### Task goal
Set out each line from the following listing that includes the word "正确的是".

— start of Working data —

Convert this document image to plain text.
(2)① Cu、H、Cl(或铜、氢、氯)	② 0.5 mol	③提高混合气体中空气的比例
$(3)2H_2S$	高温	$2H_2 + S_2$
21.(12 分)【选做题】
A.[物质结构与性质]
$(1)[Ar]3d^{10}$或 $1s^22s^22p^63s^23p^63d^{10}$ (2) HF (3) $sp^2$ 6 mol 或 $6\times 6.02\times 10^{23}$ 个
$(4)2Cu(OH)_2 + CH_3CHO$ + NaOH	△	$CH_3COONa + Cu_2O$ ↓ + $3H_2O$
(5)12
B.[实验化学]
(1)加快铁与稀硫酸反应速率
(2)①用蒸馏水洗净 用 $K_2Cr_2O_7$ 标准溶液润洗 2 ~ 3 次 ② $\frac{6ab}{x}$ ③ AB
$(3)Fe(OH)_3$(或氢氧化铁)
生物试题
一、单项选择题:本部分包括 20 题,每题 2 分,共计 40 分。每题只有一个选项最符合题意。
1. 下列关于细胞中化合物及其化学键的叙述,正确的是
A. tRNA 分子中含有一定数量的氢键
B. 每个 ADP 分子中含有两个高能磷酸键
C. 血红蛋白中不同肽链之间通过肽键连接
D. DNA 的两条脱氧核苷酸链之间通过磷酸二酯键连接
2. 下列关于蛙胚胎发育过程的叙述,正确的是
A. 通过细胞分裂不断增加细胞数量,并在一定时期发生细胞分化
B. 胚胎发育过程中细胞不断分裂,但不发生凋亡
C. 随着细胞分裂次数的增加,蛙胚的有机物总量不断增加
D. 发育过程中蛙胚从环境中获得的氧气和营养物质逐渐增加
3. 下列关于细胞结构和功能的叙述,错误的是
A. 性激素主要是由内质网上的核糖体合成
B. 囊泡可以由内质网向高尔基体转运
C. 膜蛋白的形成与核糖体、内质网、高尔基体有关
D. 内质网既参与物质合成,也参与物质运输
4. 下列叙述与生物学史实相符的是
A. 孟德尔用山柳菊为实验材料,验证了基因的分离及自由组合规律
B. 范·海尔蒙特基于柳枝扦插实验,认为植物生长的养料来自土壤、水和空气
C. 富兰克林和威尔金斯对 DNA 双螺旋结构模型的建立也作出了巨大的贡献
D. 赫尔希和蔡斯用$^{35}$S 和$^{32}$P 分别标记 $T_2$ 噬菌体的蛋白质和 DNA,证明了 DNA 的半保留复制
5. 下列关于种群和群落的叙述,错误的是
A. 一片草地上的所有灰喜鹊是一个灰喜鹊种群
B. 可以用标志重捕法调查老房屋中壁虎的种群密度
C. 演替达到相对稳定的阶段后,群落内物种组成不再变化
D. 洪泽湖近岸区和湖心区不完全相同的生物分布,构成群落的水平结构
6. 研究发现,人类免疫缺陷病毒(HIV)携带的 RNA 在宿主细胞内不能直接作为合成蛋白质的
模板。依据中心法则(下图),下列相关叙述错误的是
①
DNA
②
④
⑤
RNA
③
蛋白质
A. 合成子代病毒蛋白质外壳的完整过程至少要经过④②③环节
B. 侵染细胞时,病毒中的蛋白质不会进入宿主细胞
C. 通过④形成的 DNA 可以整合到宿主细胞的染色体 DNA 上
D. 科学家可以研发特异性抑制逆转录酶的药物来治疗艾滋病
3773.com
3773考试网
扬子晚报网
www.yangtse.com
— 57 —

— end of Working data —

### Output
1. 下列关于细胞中化合物及其化学键的叙述,正确的是
2. 下列关于蛙胚胎发育过程的叙述,正确的是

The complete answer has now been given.